* BEGIN Material shown *

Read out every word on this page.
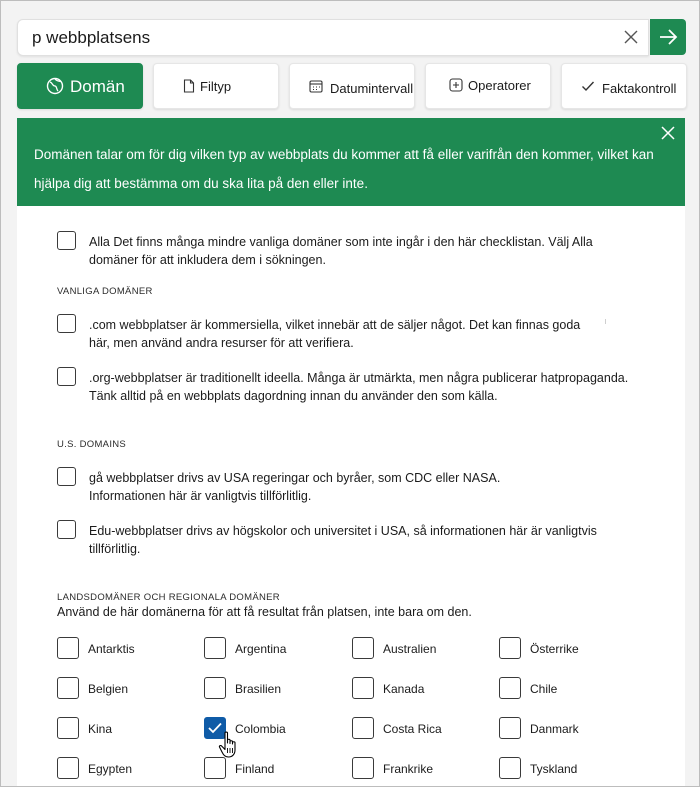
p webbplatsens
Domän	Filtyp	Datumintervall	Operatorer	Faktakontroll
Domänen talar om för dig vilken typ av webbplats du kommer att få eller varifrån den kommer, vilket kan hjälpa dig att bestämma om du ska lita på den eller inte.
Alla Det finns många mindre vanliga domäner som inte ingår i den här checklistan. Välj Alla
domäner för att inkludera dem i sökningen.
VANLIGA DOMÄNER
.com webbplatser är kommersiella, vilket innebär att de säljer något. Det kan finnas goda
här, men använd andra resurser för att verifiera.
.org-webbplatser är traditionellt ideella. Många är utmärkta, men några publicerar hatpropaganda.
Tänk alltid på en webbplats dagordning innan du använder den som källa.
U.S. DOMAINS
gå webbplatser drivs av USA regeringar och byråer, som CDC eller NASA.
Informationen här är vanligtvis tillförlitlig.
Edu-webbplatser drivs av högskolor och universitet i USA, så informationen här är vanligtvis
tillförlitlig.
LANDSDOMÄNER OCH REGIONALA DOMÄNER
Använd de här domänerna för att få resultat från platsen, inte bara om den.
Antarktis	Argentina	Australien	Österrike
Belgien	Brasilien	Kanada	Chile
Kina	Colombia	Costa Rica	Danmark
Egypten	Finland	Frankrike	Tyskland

* END Material shown *

Written instruction: How many lines of the listing above include the word "vilket"? Reply with the number alone.

Solution for this problem: 2